TASK INSTRUCTIONS
Reproduce all of the data exactly.

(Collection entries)
☆ ☆ ☆ ☆ ☆

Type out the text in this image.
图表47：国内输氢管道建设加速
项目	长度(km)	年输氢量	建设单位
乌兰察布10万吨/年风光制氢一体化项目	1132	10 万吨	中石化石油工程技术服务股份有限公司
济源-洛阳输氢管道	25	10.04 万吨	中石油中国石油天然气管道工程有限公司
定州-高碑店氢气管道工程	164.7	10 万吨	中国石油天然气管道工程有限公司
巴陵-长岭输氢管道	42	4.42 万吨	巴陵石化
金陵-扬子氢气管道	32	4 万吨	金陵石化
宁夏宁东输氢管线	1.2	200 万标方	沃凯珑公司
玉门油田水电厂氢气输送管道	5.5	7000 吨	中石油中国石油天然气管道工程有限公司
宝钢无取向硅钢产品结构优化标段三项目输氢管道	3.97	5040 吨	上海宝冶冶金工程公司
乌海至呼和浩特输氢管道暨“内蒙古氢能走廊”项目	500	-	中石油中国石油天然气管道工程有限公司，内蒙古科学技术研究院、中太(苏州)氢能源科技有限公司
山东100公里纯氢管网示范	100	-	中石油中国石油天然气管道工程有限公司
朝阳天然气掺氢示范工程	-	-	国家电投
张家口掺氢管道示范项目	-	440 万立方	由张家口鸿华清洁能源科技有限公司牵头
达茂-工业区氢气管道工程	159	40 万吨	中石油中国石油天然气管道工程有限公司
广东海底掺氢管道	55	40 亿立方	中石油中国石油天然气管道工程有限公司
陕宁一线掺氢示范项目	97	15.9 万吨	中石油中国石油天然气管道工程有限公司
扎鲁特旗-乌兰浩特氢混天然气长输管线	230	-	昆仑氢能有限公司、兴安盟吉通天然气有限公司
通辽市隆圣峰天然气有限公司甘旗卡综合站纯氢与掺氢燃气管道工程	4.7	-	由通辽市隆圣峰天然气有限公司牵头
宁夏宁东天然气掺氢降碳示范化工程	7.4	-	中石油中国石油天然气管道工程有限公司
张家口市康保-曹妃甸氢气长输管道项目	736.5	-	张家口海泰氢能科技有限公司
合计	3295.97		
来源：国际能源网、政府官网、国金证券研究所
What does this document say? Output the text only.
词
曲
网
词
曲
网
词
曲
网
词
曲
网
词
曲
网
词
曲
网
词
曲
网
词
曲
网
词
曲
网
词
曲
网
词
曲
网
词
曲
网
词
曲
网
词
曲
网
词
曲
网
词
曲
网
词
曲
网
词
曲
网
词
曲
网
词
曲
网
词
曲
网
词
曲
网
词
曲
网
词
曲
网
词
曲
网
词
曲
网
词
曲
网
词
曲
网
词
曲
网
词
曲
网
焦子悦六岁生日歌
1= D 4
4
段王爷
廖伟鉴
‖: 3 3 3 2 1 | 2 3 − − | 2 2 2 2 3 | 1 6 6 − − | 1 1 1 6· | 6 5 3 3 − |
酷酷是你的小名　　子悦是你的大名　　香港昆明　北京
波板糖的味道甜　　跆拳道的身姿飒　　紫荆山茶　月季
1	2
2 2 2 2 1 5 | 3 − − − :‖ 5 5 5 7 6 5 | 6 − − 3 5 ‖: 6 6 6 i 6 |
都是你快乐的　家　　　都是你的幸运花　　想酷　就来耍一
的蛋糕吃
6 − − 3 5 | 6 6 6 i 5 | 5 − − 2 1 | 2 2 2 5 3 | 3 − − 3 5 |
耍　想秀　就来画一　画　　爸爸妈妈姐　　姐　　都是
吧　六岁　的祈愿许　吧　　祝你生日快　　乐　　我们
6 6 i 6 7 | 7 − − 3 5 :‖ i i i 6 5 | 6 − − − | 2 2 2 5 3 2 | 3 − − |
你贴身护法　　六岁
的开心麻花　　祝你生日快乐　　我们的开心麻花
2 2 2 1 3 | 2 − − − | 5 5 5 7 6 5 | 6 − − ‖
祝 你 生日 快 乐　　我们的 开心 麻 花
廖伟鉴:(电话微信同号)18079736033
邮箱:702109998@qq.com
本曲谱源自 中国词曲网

☆ ☆ ☆ ☆ ☆

THE ANSWER
Type out the text in this image.
图表47：国内输氢管道建设加速
项目	长度(km)	年输氢量	建设单位
乌兰察布10万吨/年风光制氢一体化项目	1132	10 万吨	中石化石油工程技术服务股份有限公司
济源-洛阳输氢管道	25	10.04 万吨	中石油中国石油天然气管道工程有限公司
定州-高碑店氢气管道工程	164.7	10 万吨	中国石油天然气管道工程有限公司
巴陵-长岭输氢管道	42	4.42 万吨	巴陵石化
金陵-扬子氢气管道	32	4 万吨	金陵石化
宁夏宁东输氢管线	1.2	200 万标方	沃凯珑公司
玉门油田水电厂氢气输送管道	5.5	7000 吨	中石油中国石油天然气管道工程有限公司
宝钢无取向硅钢产品结构优化标段三项目输氢管道	3.97	5040 吨	上海宝冶冶金工程公司
乌海至呼和浩特输氢管道暨“内蒙古氢能走廊”项目	500	-	中石油中国石油天然气管道工程有限公司，内蒙古科学技术研究院、中太(苏州)氢能源科技有限公司
山东100公里纯氢管网示范	100	-	中石油中国石油天然气管道工程有限公司
朝阳天然气掺氢示范工程	-	-	国家电投
张家口掺氢管道示范项目	-	440 万立方	由张家口鸿华清洁能源科技有限公司牵头
达茂-工业区氢气管道工程	159	40 万吨	中石油中国石油天然气管道工程有限公司
广东海底掺氢管道	55	40 亿立方	中石油中国石油天然气管道工程有限公司
陕宁一线掺氢示范项目	97	15.9 万吨	中石油中国石油天然气管道工程有限公司
扎鲁特旗-乌兰浩特氢混天然气长输管线	230	-	昆仑氢能有限公司、兴安盟吉通天然气有限公司
通辽市隆圣峰天然气有限公司甘旗卡综合站纯氢与掺氢燃气管道工程	4.7	-	由通辽市隆圣峰天然气有限公司牵头
宁夏宁东天然气掺氢降碳示范化工程	7.4	-	中石油中国石油天然气管道工程有限公司
张家口市康保-曹妃甸氢气长输管道项目	736.5	-	张家口海泰氢能科技有限公司
合计	3295.97		
来源：国际能源网、政府官网、国金证券研究所
What does this document say? Output the text only.
词
曲
网
词
曲
网
词
曲
网
词
曲
网
词
曲
网
词
曲
网
词
曲
网
词
曲
网
词
曲
网
词
曲
网
词
曲
网
词
曲
网
词
曲
网
词
曲
网
词
曲
网
词
曲
网
词
曲
网
词
曲
网
词
曲
网
词
曲
网
词
曲
网
词
曲
网
词
曲
网
词
曲
网
词
曲
网
词
曲
网
词
曲
网
词
曲
网
词
曲
网
词
曲
网
焦子悦六岁生日歌
1= D 4
4
段王爷
廖伟鉴
‖: 3 3 3 2 1 | 2 3 − − | 2 2 2 2 3 | 1 6 6 − − | 1 1 1 6· | 6 5 3 3 − |
酷酷是你的小名　　子悦是你的大名　　香港昆明　北京
波板糖的味道甜　　跆拳道的身姿飒　　紫荆山茶　月季
1	2
2 2 2 2 1 5 | 3 − − − :‖ 5 5 5 7 6 5 | 6 − − 3 5 ‖: 6 6 6 i 6 |
都是你快乐的　家　　　都是你的幸运花　　想酷　就来耍一
的蛋糕吃
6 − − 3 5 | 6 6 6 i 5 | 5 − − 2 1 | 2 2 2 5 3 | 3 − − 3 5 |
耍　想秀　就来画一　画　　爸爸妈妈姐　　姐　　都是
吧　六岁　的祈愿许　吧　　祝你生日快　　乐　　我们
6 6 i 6 7 | 7 − − 3 5 :‖ i i i 6 5 | 6 − − − | 2 2 2 5 3 2 | 3 − − |
你贴身护法　　六岁
的开心麻花　　祝你生日快乐　　我们的开心麻花
2 2 2 1 3 | 2 − − − | 5 5 5 7 6 5 | 6 − − ‖
祝 你 生日 快 乐　　我们的 开心 麻 花
廖伟鉴:(电话微信同号)18079736033
邮箱:702109998@qq.com
本曲谱源自 中国词曲网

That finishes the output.